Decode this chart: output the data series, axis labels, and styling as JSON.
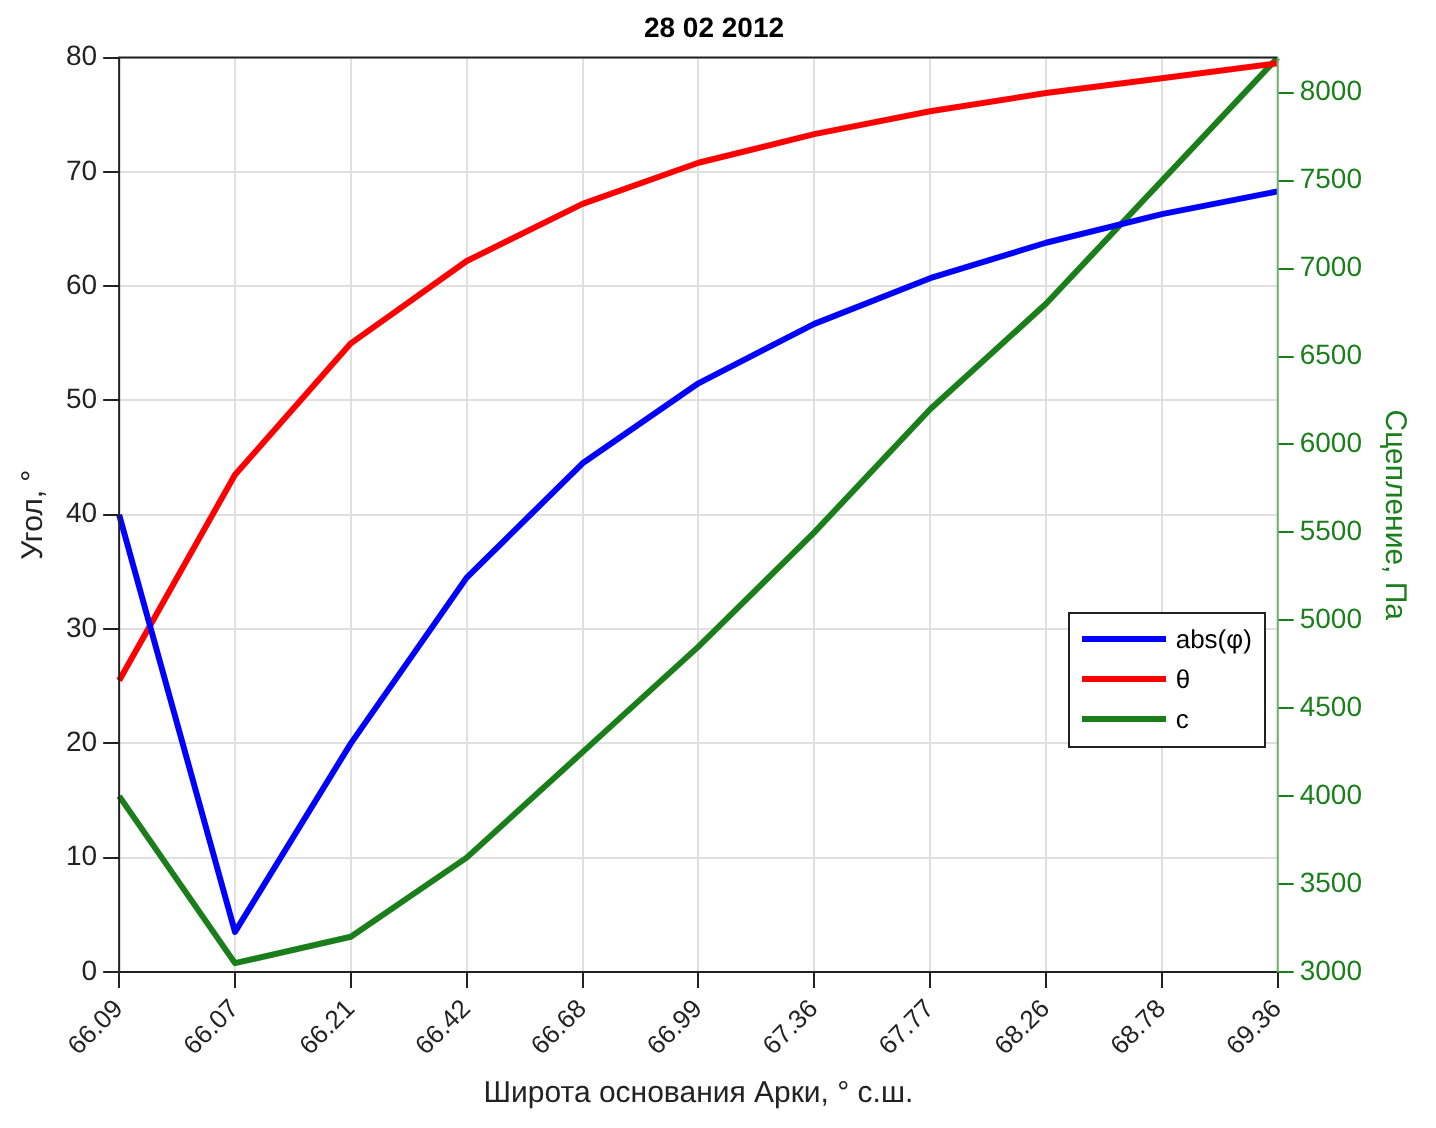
{
  "chart_data": {
    "type": "line",
    "title": "28 02 2012",
    "xlabel": "Широта основания Арки, ° с.ш.",
    "ylabel": "Угол, °",
    "y2label": "Сцепление, Па",
    "categories": [
      "66.09",
      "66.07",
      "66.21",
      "66.42",
      "66.68",
      "66.99",
      "67.36",
      "67.77",
      "68.26",
      "68.78",
      "69.36"
    ],
    "series": [
      {
        "name": "abs(φ)",
        "color": "#0000ff",
        "values": [
          40,
          3.5,
          20,
          34.5,
          44.5,
          51.5,
          56.7,
          60.7,
          63.8,
          66.3,
          68.3
        ]
      },
      {
        "name": "θ",
        "color": "#ff0000",
        "values": [
          25.5,
          43.5,
          55,
          62.2,
          67.2,
          70.8,
          73.3,
          75.3,
          76.9,
          78.2,
          79.5
        ]
      },
      {
        "name": "c",
        "color": "#1a7f1a",
        "axis": "y2",
        "values": [
          4000,
          3050,
          3200,
          3650,
          4250,
          4850,
          5500,
          6200,
          6800,
          7500,
          8200
        ]
      }
    ],
    "ylim": [
      0,
      80
    ],
    "yticks": [
      0,
      10,
      20,
      30,
      40,
      50,
      60,
      70,
      80
    ],
    "y2lim": [
      3000,
      8200
    ],
    "y2ticks": [
      3000,
      3500,
      4000,
      4500,
      5000,
      5500,
      6000,
      6500,
      7000,
      7500,
      8000
    ],
    "grid": true,
    "legend": "right"
  }
}
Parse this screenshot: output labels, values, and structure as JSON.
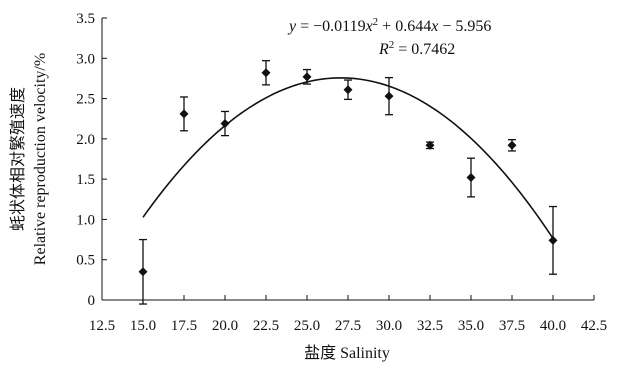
{
  "chart_data": {
    "type": "scatter",
    "title": "",
    "xlabel": "盐度 Salinity",
    "ylabel_line1": "蚝状体相对繁殖速度",
    "ylabel_line2": "Relative reproduction velocity/%",
    "xlim": [
      12.5,
      42.5
    ],
    "ylim": [
      0,
      3.5
    ],
    "x_ticks": [
      12.5,
      15.0,
      17.5,
      20.0,
      22.5,
      25.0,
      27.5,
      30.0,
      32.5,
      35.0,
      37.5,
      40.0,
      42.5
    ],
    "x_tick_labels": [
      "12.5",
      "15.0",
      "17.5",
      "20.0",
      "22.5",
      "25.0",
      "27.5",
      "30.0",
      "32.5",
      "35.0",
      "37.5",
      "40.0",
      "42.5"
    ],
    "y_ticks": [
      0,
      0.5,
      1.0,
      1.5,
      2.0,
      2.5,
      3.0,
      3.5
    ],
    "y_tick_labels": [
      "0",
      "0.5",
      "1.0",
      "1.5",
      "2.0",
      "2.5",
      "3.0",
      "3.5"
    ],
    "grid": false,
    "series": [
      {
        "marker": "diamond",
        "x": [
          15.0,
          17.5,
          20.0,
          22.5,
          25.0,
          27.5,
          30.0,
          32.5,
          35.0,
          37.5,
          40.0
        ],
        "y": [
          0.35,
          2.31,
          2.19,
          2.82,
          2.77,
          2.61,
          2.53,
          1.92,
          1.52,
          1.92,
          0.74
        ],
        "error": [
          0.4,
          0.21,
          0.15,
          0.15,
          0.09,
          0.12,
          0.23,
          0.04,
          0.24,
          0.07,
          0.42
        ]
      }
    ],
    "trendline": {
      "type": "polynomial",
      "coefficients": [
        -0.0119,
        0.644,
        -5.956
      ],
      "x_range": [
        15.0,
        40.0
      ]
    },
    "annotations": {
      "equation": {
        "y": "y",
        "eq": " = −0.0119",
        "x1": "x",
        "sup": "2",
        "mid": " + 0.644",
        "x2": "x",
        "rest": " −  5.956"
      },
      "r2": {
        "r": "R",
        "sup": "2",
        "rest": " = 0.7462"
      }
    },
    "colors": {
      "marker": "#111111",
      "axis": "#111111",
      "curve": "#111111"
    }
  }
}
+-------+
Exercise instructions: Reproduce the entries above without change, omitting all pictures.

Output below:
Decode this chart: output the data series, axis labels, and styling as JSON.
{
  "chart_data": {
    "type": "line",
    "title": "28 02 2012",
    "xlabel": "Широта основания Арки, ° с.ш.",
    "ylabel": "Угол, °",
    "y2label": "Сцепление, Па",
    "categories": [
      "66.09",
      "66.07",
      "66.21",
      "66.42",
      "66.68",
      "66.99",
      "67.36",
      "67.77",
      "68.26",
      "68.78",
      "69.36"
    ],
    "series": [
      {
        "name": "abs(φ)",
        "color": "#0000ff",
        "values": [
          40,
          3.5,
          20,
          34.5,
          44.5,
          51.5,
          56.7,
          60.7,
          63.8,
          66.3,
          68.3
        ]
      },
      {
        "name": "θ",
        "color": "#ff0000",
        "values": [
          25.5,
          43.5,
          55,
          62.2,
          67.2,
          70.8,
          73.3,
          75.3,
          76.9,
          78.2,
          79.5
        ]
      },
      {
        "name": "c",
        "color": "#1a7f1a",
        "axis": "y2",
        "values": [
          4000,
          3050,
          3200,
          3650,
          4250,
          4850,
          5500,
          6200,
          6800,
          7500,
          8200
        ]
      }
    ],
    "ylim": [
      0,
      80
    ],
    "yticks": [
      0,
      10,
      20,
      30,
      40,
      50,
      60,
      70,
      80
    ],
    "y2lim": [
      3000,
      8200
    ],
    "y2ticks": [
      3000,
      3500,
      4000,
      4500,
      5000,
      5500,
      6000,
      6500,
      7000,
      7500,
      8000
    ],
    "grid": true,
    "legend": "right"
  }
}
Parse this screenshot: output labels, values, and structure as JSON.
{
  "chart_data": {
    "type": "scatter",
    "title": "",
    "xlabel": "盐度 Salinity",
    "ylabel_line1": "蚝状体相对繁殖速度",
    "ylabel_line2": "Relative reproduction velocity/%",
    "xlim": [
      12.5,
      42.5
    ],
    "ylim": [
      0,
      3.5
    ],
    "x_ticks": [
      12.5,
      15.0,
      17.5,
      20.0,
      22.5,
      25.0,
      27.5,
      30.0,
      32.5,
      35.0,
      37.5,
      40.0,
      42.5
    ],
    "x_tick_labels": [
      "12.5",
      "15.0",
      "17.5",
      "20.0",
      "22.5",
      "25.0",
      "27.5",
      "30.0",
      "32.5",
      "35.0",
      "37.5",
      "40.0",
      "42.5"
    ],
    "y_ticks": [
      0,
      0.5,
      1.0,
      1.5,
      2.0,
      2.5,
      3.0,
      3.5
    ],
    "y_tick_labels": [
      "0",
      "0.5",
      "1.0",
      "1.5",
      "2.0",
      "2.5",
      "3.0",
      "3.5"
    ],
    "grid": false,
    "series": [
      {
        "marker": "diamond",
        "x": [
          15.0,
          17.5,
          20.0,
          22.5,
          25.0,
          27.5,
          30.0,
          32.5,
          35.0,
          37.5,
          40.0
        ],
        "y": [
          0.35,
          2.31,
          2.19,
          2.82,
          2.77,
          2.61,
          2.53,
          1.92,
          1.52,
          1.92,
          0.74
        ],
        "error": [
          0.4,
          0.21,
          0.15,
          0.15,
          0.09,
          0.12,
          0.23,
          0.04,
          0.24,
          0.07,
          0.42
        ]
      }
    ],
    "trendline": {
      "type": "polynomial",
      "coefficients": [
        -0.0119,
        0.644,
        -5.956
      ],
      "x_range": [
        15.0,
        40.0
      ]
    },
    "annotations": {
      "equation": {
        "y": "y",
        "eq": " = −0.0119",
        "x1": "x",
        "sup": "2",
        "mid": " + 0.644",
        "x2": "x",
        "rest": " −  5.956"
      },
      "r2": {
        "r": "R",
        "sup": "2",
        "rest": " = 0.7462"
      }
    },
    "colors": {
      "marker": "#111111",
      "axis": "#111111",
      "curve": "#111111"
    }
  }
}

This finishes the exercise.